▶ [SUPPLIED RECORDS]
========================================================================

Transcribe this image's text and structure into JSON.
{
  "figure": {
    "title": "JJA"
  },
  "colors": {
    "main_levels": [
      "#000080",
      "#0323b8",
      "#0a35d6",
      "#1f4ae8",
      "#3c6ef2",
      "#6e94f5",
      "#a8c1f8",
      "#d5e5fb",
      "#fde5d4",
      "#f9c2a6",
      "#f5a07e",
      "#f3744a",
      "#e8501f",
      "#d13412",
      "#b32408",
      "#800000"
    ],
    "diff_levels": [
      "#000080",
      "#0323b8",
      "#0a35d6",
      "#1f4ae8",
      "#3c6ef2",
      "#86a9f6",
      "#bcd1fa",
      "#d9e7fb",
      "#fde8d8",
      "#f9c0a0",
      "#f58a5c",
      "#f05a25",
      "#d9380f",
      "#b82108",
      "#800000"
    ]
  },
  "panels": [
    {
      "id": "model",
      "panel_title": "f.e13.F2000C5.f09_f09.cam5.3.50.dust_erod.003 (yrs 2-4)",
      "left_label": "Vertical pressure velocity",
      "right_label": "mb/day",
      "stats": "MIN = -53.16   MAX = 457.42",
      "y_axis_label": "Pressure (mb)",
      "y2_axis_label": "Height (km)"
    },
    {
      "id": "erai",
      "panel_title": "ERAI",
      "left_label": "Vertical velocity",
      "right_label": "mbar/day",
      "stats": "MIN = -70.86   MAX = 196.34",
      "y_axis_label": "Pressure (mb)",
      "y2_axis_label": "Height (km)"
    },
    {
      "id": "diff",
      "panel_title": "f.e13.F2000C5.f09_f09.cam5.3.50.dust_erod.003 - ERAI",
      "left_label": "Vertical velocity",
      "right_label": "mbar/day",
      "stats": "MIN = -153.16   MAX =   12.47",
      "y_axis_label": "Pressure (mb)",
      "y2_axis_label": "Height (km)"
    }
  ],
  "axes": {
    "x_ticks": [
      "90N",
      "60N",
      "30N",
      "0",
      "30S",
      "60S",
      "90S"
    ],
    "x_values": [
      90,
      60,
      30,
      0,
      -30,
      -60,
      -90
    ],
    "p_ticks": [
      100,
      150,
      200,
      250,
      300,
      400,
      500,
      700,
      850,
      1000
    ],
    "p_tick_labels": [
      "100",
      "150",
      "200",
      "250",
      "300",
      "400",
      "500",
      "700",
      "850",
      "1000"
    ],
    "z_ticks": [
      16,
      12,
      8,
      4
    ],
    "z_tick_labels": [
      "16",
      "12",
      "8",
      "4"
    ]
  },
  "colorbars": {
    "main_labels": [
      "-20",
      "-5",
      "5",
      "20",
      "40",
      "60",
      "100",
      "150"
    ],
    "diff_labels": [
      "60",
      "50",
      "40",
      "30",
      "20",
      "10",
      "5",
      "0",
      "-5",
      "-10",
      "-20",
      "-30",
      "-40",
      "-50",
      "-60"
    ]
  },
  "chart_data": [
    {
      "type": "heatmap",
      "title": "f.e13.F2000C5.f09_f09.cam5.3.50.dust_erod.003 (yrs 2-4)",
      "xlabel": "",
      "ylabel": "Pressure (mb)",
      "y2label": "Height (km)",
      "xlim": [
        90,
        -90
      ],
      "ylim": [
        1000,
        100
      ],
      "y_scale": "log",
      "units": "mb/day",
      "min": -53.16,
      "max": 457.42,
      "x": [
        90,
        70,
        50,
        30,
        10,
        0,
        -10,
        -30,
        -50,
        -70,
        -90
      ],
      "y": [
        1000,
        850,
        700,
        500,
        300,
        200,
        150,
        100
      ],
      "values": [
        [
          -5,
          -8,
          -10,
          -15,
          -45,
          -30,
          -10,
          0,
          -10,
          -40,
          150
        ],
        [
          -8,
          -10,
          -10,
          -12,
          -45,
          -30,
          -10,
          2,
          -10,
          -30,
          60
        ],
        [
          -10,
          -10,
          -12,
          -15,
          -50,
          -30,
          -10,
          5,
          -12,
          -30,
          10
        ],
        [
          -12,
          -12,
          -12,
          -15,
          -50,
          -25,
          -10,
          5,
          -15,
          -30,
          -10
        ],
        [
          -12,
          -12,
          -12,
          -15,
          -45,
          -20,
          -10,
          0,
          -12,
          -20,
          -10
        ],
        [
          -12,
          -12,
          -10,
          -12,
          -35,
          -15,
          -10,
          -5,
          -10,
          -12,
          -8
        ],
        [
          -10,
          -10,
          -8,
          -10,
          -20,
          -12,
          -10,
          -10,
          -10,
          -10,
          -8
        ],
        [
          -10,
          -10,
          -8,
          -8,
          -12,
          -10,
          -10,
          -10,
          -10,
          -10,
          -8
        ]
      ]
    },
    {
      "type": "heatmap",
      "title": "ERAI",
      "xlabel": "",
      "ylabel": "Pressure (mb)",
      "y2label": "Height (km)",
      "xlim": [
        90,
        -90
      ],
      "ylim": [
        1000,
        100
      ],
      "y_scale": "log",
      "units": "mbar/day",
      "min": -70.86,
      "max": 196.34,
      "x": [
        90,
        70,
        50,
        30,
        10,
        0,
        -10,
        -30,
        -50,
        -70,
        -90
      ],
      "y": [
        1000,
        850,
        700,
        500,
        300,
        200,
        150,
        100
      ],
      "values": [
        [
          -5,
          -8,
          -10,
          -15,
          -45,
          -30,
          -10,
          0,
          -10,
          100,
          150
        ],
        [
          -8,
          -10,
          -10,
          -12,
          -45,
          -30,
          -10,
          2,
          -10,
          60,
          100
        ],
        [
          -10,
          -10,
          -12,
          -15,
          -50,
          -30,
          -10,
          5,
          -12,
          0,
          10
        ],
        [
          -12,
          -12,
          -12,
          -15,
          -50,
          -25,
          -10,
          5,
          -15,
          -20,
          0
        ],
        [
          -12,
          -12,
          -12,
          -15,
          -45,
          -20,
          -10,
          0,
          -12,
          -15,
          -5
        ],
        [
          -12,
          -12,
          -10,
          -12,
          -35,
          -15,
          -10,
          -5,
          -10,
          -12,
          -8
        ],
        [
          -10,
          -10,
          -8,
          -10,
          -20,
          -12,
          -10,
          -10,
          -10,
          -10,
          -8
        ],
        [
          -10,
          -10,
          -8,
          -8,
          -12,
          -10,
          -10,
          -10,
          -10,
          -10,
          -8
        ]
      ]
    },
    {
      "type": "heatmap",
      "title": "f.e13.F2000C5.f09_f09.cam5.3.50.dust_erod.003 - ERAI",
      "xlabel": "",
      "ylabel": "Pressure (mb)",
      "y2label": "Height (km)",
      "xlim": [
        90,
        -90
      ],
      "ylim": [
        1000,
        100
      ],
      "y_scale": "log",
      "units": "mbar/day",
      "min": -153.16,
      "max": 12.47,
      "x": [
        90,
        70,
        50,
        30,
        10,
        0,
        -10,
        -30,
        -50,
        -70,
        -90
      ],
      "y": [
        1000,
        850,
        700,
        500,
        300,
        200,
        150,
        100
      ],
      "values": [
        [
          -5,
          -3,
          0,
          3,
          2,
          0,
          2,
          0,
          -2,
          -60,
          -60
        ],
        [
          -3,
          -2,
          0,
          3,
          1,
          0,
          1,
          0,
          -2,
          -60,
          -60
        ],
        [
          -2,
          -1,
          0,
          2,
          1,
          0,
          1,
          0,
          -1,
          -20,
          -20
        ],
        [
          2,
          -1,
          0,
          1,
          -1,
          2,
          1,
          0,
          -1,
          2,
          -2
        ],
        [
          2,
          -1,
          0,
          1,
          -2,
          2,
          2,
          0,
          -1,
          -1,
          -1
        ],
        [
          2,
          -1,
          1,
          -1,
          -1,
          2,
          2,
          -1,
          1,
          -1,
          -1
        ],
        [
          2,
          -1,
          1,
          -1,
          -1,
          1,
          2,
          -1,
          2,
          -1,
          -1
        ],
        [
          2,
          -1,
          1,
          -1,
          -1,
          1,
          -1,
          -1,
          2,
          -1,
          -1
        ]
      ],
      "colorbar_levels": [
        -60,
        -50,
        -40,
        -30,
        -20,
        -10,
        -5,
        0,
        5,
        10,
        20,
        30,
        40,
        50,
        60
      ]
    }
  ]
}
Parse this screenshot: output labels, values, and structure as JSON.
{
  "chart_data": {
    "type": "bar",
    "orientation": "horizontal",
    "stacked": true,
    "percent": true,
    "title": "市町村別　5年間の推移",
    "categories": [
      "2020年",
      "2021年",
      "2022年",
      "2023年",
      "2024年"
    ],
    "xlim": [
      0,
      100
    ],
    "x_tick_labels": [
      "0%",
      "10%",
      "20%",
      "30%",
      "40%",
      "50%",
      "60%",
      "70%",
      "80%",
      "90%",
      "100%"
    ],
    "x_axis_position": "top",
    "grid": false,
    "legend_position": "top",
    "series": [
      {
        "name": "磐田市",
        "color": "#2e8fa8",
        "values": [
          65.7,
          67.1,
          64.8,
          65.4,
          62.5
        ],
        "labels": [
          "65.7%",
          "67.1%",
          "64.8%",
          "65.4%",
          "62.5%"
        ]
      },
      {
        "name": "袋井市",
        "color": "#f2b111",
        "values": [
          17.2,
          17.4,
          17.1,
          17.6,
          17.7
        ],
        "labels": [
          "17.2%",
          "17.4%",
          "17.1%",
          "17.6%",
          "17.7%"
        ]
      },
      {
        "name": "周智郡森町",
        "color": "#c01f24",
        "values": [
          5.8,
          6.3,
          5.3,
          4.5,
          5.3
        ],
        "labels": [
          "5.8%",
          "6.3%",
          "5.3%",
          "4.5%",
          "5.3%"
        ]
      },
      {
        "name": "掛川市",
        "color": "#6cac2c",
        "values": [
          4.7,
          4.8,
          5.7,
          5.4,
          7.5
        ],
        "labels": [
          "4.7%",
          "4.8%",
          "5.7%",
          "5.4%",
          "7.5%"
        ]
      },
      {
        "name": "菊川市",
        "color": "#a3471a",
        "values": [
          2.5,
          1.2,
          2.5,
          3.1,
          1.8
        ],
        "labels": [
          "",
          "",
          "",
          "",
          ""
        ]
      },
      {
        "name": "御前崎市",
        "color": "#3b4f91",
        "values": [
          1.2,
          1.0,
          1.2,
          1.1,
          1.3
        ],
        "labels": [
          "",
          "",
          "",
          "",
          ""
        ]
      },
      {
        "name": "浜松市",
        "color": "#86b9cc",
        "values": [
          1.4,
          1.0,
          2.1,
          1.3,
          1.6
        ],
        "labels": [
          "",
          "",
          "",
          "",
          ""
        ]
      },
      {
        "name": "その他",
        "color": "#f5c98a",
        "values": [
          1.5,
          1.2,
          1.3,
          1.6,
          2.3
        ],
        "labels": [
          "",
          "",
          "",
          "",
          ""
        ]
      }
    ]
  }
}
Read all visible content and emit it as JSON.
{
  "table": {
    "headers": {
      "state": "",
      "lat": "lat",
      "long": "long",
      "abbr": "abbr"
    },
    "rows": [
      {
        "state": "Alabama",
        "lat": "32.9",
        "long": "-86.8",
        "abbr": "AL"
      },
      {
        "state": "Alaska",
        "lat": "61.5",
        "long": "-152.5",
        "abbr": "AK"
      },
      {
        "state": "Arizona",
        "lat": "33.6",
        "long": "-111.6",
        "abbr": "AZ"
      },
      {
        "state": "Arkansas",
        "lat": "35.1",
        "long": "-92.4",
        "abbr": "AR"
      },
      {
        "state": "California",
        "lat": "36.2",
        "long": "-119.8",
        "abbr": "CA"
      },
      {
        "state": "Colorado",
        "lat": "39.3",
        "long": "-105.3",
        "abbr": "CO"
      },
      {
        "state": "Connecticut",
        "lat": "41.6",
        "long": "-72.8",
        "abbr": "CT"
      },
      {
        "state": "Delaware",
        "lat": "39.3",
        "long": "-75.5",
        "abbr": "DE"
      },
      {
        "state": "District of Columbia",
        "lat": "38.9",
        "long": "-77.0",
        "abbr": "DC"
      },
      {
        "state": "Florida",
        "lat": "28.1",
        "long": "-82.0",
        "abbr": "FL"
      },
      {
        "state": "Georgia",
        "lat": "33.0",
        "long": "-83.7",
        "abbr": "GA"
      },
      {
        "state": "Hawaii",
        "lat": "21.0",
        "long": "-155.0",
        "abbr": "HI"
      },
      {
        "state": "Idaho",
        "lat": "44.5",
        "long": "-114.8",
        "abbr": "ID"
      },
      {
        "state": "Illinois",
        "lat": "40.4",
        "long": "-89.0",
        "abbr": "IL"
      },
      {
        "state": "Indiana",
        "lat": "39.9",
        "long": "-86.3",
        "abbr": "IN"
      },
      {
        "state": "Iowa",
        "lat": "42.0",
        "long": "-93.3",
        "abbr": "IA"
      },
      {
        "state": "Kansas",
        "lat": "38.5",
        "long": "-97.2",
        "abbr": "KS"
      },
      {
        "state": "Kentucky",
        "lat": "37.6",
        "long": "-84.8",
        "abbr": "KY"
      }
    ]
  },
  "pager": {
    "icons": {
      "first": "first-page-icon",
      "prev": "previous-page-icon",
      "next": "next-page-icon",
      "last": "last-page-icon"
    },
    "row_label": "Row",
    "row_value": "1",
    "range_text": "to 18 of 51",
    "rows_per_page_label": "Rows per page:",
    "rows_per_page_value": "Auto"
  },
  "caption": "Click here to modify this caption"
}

========================================================================

Where a line of the data holds "this", show that line.

Transcribe this image's text and structure into JSON.
Parse this screenshot: output labels, values, and structure as JSON.
  "caption": "Click here to modify this caption"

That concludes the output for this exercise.